Transcribe all of the material exactly. Any picture in it should be left out.

* begin Available data *

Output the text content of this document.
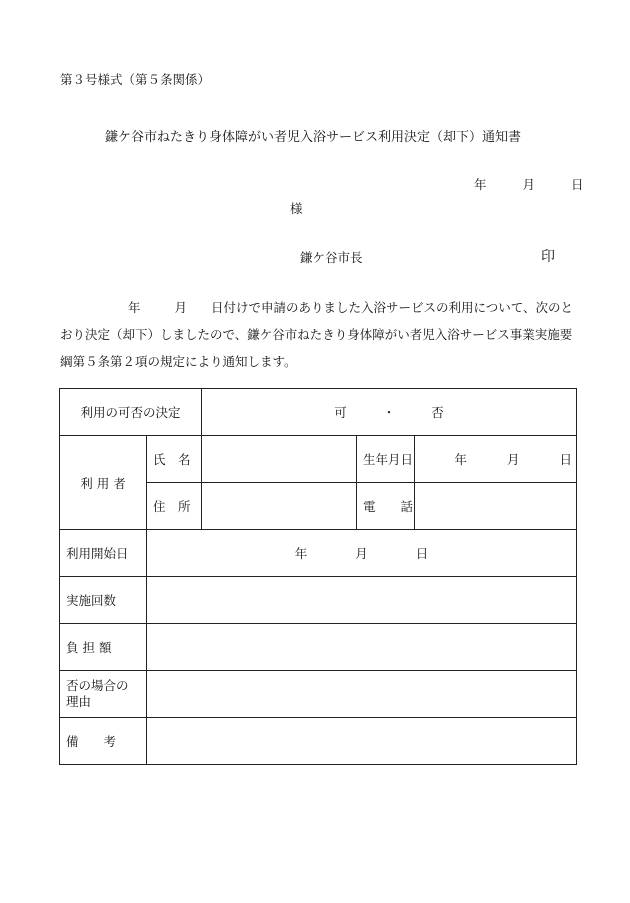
第３号様式（第５条関係）
鎌ケ谷市ねたきり身体障がい者児入浴サービス利用決定（却下）通知書
年	月	日
様
鎌ケ谷市長	印
年	月 日付けで申請のありました入浴サービスの利用について、次のとおり決定（却下）しましたので、鎌ケ谷市ねたきり身体障がい者児入浴サービス事業実施要綱第５条第２項の規定により通知します。
利用の可否の決定		可 ・ 否		
利 用 者	氏　名		生年月日	年 月 日
	住　所		電　　話	
利用開始日	年 月 日			
実施回数				
負 担 額				

否の場合の
理由				

備　　考				
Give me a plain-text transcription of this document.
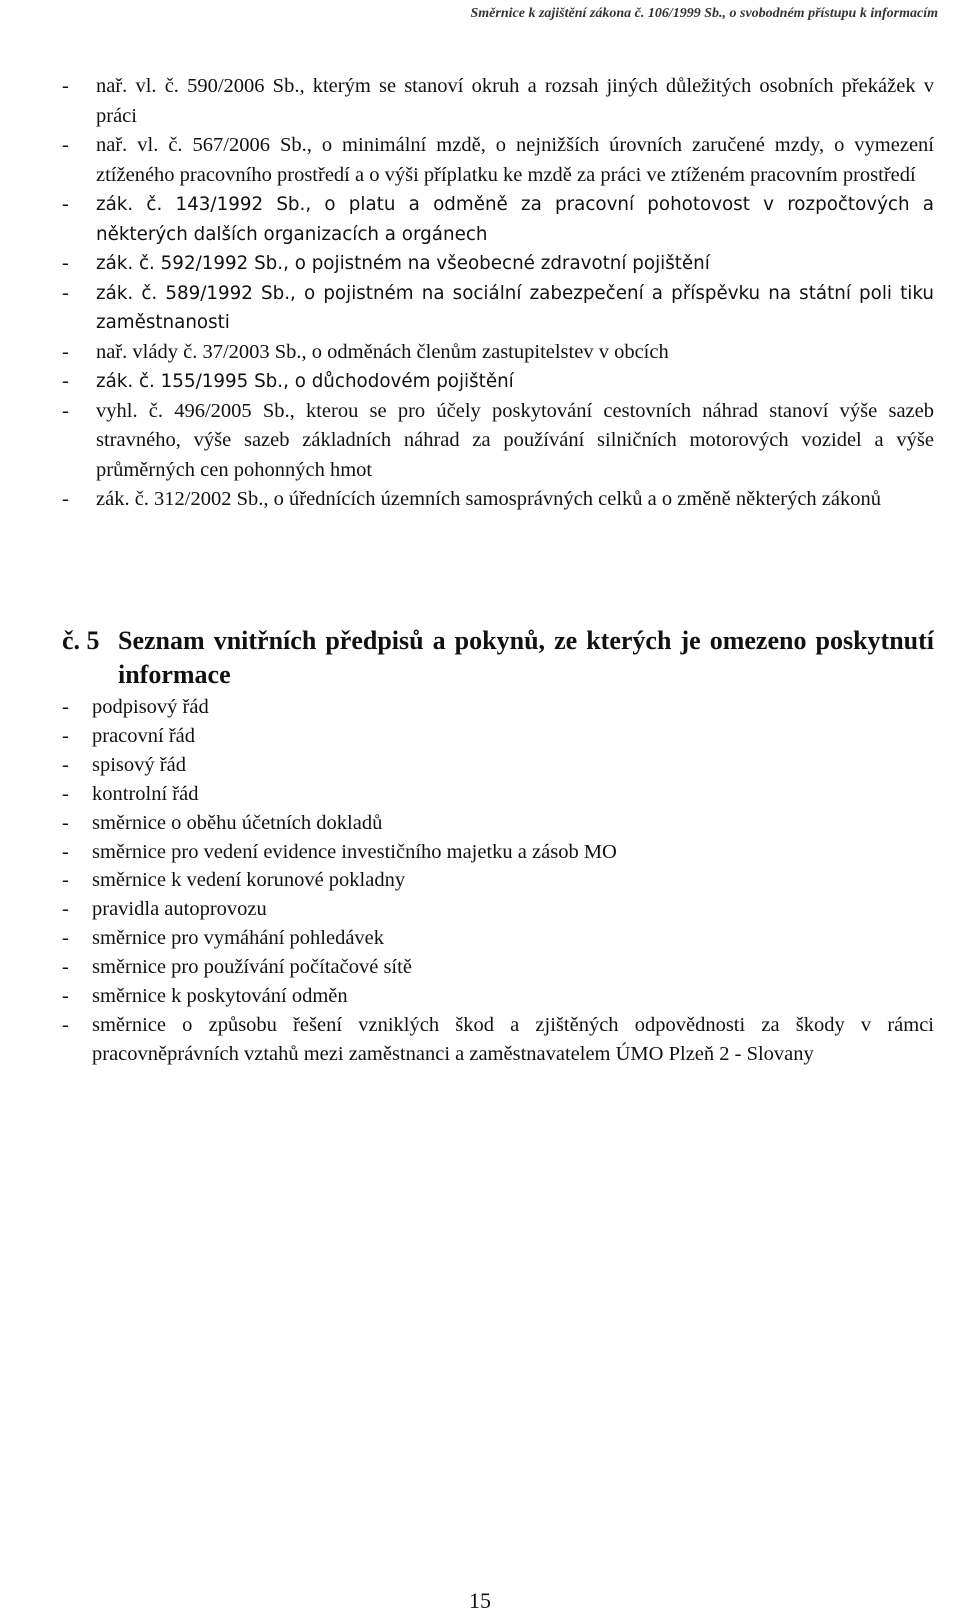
Směrnice k zajištění zákona č. 106/1999 Sb., o svobodném přístupu k informacím
-	nař. vl. č. 590/2006 Sb., kterým se stanoví okruh a rozsah jiných důležitých osobních překážek v práci
-	nař. vl. č. 567/2006 Sb., o minimální mzdě, o nejnižších úrovních zaručené mzdy, o vymezení ztíženého pracovního prostředí a o výši příplatku ke mzdě za práci ve ztíženém pracovním prostředí
-	zák. č. 143/1992 Sb., o platu a odměně za pracovní pohotovost v rozpočtových a některých dalších organizacích a orgánech
-	zák. č. 592/1992 Sb., o pojistném na všeobecné zdravotní pojištění
-	zák. č. 589/1992 Sb., o pojistném na sociální zabezpečení a příspěvku na státní poli tiku zaměstnanosti
-	nař. vlády č. 37/2003 Sb., o odměnách členům zastupitelstev v obcích
-	zák. č. 155/1995 Sb., o důchodovém pojištění
-	vyhl. č. 496/2005 Sb., kterou se pro účely poskytování cestovních náhrad stanoví výše sazeb stravného, výše sazeb základních náhrad za používání silničních motorových vozidel a výše průměrných cen pohonných hmot
-	zák. č. 312/2002 Sb., o úřednících územních samosprávných celků a o změně některých zákonů
č. 5 Seznam vnitřních předpisů a pokynů, ze kterých je omezeno poskytnutí informace
-	podpisový řád
-	pracovní řád
-	spisový řád
-	kontrolní řád
-	směrnice o oběhu účetních dokladů
-	směrnice pro vedení evidence investičního majetku a zásob MO
-	směrnice k vedení korunové pokladny
-	pravidla autoprovozu
-	směrnice pro vymáhání pohledávek
-	směrnice pro používání počítačové sítě
-	směrnice k poskytování odměn
-	směrnice o způsobu řešení vzniklých škod a zjištěných odpovědnosti za škody v rámci pracovněprávních vztahů mezi zaměstnanci a zaměstnavatelem ÚMO Plzeň 2 - Slovany
15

* end Available data *

Result:
Output the text content of this document.
第３号様式（第５条関係）
鎌ケ谷市ねたきり身体障がい者児入浴サービス利用決定（却下）通知書
年	月	日
様
鎌ケ谷市長	印
年	月 日付けで申請のありました入浴サービスの利用について、次のとおり決定（却下）しましたので、鎌ケ谷市ねたきり身体障がい者児入浴サービス事業実施要綱第５条第２項の規定により通知します。
利用の可否の決定		可 ・ 否		
利 用 者	氏　名		生年月日	年 月 日
	住　所		電　　話	
利用開始日	年 月 日			
実施回数				
負 担 額				

否の場合の
理由				

備　　考				
Give me a plain-text transcription of this document.
Směrnice k zajištění zákona č. 106/1999 Sb., o svobodném přístupu k informacím
-	nař. vl. č. 590/2006 Sb., kterým se stanoví okruh a rozsah jiných důležitých osobních překážek v práci
-	nař. vl. č. 567/2006 Sb., o minimální mzdě, o nejnižších úrovních zaručené mzdy, o vymezení ztíženého pracovního prostředí a o výši příplatku ke mzdě za práci ve ztíženém pracovním prostředí
-	zák. č. 143/1992 Sb., o platu a odměně za pracovní pohotovost v rozpočtových a některých dalších organizacích a orgánech
-	zák. č. 592/1992 Sb., o pojistném na všeobecné zdravotní pojištění
-	zák. č. 589/1992 Sb., o pojistném na sociální zabezpečení a příspěvku na státní poli tiku zaměstnanosti
-	nař. vlády č. 37/2003 Sb., o odměnách členům zastupitelstev v obcích
-	zák. č. 155/1995 Sb., o důchodovém pojištění
-	vyhl. č. 496/2005 Sb., kterou se pro účely poskytování cestovních náhrad stanoví výše sazeb stravného, výše sazeb základních náhrad za používání silničních motorových vozidel a výše průměrných cen pohonných hmot
-	zák. č. 312/2002 Sb., o úřednících územních samosprávných celků a o změně některých zákonů
č. 5 Seznam vnitřních předpisů a pokynů, ze kterých je omezeno poskytnutí informace
-	podpisový řád
-	pracovní řád
-	spisový řád
-	kontrolní řád
-	směrnice o oběhu účetních dokladů
-	směrnice pro vedení evidence investičního majetku a zásob MO
-	směrnice k vedení korunové pokladny
-	pravidla autoprovozu
-	směrnice pro vymáhání pohledávek
-	směrnice pro používání počítačové sítě
-	směrnice k poskytování odměn
-	směrnice o způsobu řešení vzniklých škod a zjištěných odpovědnosti za škody v rámci pracovněprávních vztahů mezi zaměstnanci a zaměstnavatelem ÚMO Plzeň 2 - Slovany
15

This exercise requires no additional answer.